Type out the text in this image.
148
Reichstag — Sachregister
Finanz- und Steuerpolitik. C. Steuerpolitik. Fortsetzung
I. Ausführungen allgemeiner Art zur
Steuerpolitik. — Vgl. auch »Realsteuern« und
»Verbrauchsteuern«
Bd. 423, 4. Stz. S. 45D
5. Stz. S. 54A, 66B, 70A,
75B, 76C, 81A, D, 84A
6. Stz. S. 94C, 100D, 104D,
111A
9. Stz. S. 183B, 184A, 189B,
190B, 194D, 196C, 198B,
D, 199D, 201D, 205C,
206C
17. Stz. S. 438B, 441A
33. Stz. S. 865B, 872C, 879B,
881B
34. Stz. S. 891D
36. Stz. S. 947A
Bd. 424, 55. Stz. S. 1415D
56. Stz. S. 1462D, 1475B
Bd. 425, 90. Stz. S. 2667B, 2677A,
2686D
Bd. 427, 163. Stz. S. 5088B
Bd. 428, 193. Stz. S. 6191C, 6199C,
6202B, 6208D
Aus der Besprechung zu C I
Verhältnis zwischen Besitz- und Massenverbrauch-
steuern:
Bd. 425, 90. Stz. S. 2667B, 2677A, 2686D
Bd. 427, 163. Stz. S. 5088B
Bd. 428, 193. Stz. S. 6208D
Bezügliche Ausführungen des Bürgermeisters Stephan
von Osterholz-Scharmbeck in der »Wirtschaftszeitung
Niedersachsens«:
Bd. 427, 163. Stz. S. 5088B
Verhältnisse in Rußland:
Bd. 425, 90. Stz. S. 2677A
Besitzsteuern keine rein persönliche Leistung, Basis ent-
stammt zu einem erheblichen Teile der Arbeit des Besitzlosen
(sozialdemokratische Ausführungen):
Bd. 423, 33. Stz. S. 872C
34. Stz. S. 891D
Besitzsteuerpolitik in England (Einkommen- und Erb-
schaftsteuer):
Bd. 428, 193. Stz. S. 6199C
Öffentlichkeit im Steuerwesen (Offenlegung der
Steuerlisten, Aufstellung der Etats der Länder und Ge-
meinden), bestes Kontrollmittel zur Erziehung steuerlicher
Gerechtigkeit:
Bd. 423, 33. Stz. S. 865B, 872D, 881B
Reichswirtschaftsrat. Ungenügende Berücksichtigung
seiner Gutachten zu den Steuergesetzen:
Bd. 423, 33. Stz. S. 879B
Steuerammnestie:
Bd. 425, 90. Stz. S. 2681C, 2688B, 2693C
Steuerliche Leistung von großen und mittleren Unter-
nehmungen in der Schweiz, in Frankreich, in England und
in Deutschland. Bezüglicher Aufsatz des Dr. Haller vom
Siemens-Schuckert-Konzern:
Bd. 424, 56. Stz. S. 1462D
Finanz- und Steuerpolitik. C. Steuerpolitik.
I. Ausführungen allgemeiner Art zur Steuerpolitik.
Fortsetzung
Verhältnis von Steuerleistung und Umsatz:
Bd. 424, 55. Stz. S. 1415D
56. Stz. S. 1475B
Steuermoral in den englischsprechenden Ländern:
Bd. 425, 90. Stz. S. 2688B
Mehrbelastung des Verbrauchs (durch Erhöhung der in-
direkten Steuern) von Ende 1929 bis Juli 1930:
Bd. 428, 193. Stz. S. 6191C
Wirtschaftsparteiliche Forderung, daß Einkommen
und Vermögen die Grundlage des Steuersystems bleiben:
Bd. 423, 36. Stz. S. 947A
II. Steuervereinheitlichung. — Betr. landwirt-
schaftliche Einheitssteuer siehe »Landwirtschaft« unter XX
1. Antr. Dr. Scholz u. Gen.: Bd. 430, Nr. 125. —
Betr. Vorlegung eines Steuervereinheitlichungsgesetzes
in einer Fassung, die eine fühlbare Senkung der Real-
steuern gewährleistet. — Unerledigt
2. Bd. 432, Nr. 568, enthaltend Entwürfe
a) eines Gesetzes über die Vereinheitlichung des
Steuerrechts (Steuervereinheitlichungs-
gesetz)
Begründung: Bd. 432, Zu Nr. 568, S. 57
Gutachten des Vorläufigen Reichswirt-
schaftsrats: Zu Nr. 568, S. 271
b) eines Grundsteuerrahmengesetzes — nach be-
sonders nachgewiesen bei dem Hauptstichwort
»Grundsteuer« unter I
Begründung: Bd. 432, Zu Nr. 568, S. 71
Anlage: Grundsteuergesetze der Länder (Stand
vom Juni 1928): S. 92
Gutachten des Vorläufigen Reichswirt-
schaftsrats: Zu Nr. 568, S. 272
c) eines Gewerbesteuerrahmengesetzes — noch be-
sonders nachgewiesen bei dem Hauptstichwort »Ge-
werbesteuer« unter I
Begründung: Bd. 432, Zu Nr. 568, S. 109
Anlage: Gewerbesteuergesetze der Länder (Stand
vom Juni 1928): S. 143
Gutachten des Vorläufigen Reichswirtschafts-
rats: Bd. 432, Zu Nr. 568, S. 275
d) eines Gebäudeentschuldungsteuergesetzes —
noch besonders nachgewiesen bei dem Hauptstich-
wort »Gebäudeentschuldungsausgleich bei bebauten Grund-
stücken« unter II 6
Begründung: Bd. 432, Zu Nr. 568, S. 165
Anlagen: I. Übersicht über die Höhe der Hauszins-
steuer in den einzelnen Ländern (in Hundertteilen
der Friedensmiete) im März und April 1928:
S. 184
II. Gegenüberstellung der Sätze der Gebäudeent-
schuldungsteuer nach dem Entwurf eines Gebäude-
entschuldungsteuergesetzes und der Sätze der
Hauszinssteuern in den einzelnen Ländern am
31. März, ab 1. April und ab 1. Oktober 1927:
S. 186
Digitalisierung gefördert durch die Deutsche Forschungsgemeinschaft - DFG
====================
- [WRITTEN TASK]
Using the records above, copy every line that has the word "Finanz" in it.

- [IN RESPONSE]
Finanz- und Steuerpolitik. C. Steuerpolitik. Fortsetzung
Finanz- und Steuerpolitik. C. Steuerpolitik.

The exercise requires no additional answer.